Given problem:
The records below must be copied in full; omit the images.

Material shown:
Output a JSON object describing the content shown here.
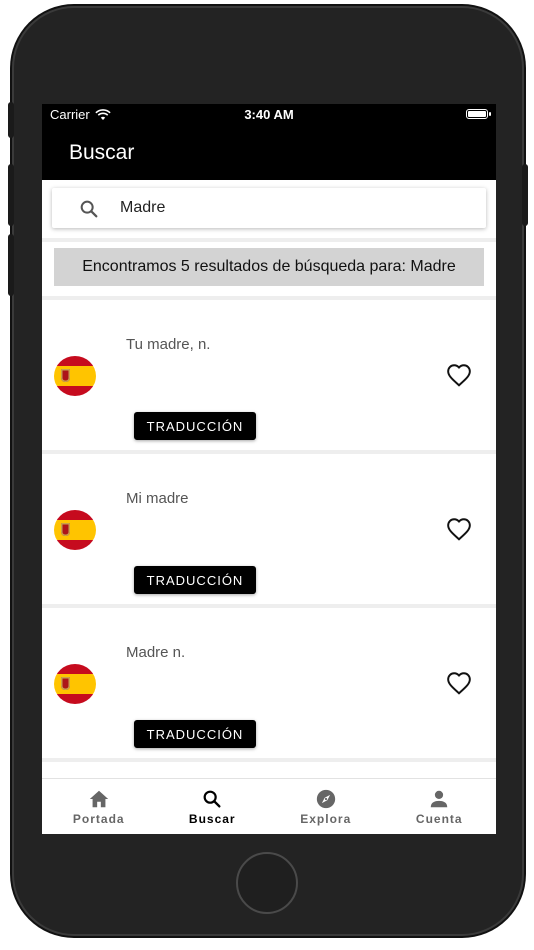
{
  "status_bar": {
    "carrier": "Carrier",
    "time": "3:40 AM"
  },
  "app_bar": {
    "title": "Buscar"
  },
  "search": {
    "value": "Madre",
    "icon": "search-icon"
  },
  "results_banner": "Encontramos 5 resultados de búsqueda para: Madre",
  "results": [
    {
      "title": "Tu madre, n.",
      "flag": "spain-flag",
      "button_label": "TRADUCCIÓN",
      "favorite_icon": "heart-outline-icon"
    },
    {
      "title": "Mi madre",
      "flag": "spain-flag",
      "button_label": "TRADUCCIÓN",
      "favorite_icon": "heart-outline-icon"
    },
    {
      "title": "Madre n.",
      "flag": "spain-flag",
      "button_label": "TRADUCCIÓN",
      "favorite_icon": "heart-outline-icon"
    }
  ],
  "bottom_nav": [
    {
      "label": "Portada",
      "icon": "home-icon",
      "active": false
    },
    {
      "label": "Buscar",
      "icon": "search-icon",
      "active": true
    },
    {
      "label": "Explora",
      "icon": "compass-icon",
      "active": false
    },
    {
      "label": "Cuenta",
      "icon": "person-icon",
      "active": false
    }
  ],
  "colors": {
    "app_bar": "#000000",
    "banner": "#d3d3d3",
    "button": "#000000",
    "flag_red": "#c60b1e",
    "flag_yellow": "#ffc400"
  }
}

Response to the task:
Output a JSON object describing the content shown here.
{
  "status_bar": {
    "carrier": "Carrier",
    "time": "3:40 AM"
  },
  "app_bar": {
    "title": "Buscar"
  },
  "search": {
    "value": "Madre",
    "icon": "search-icon"
  },
  "results_banner": "Encontramos 5 resultados de búsqueda para: Madre",
  "results": [
    {
      "title": "Tu madre, n.",
      "flag": "spain-flag",
      "button_label": "TRADUCCIÓN",
      "favorite_icon": "heart-outline-icon"
    },
    {
      "title": "Mi madre",
      "flag": "spain-flag",
      "button_label": "TRADUCCIÓN",
      "favorite_icon": "heart-outline-icon"
    },
    {
      "title": "Madre n.",
      "flag": "spain-flag",
      "button_label": "TRADUCCIÓN",
      "favorite_icon": "heart-outline-icon"
    }
  ],
  "bottom_nav": [
    {
      "label": "Portada",
      "icon": "home-icon",
      "active": false
    },
    {
      "label": "Buscar",
      "icon": "search-icon",
      "active": true
    },
    {
      "label": "Explora",
      "icon": "compass-icon",
      "active": false
    },
    {
      "label": "Cuenta",
      "icon": "person-icon",
      "active": false
    }
  ],
  "colors": {
    "app_bar": "#000000",
    "banner": "#d3d3d3",
    "button": "#000000",
    "flag_red": "#c60b1e",
    "flag_yellow": "#ffc400"
  }
}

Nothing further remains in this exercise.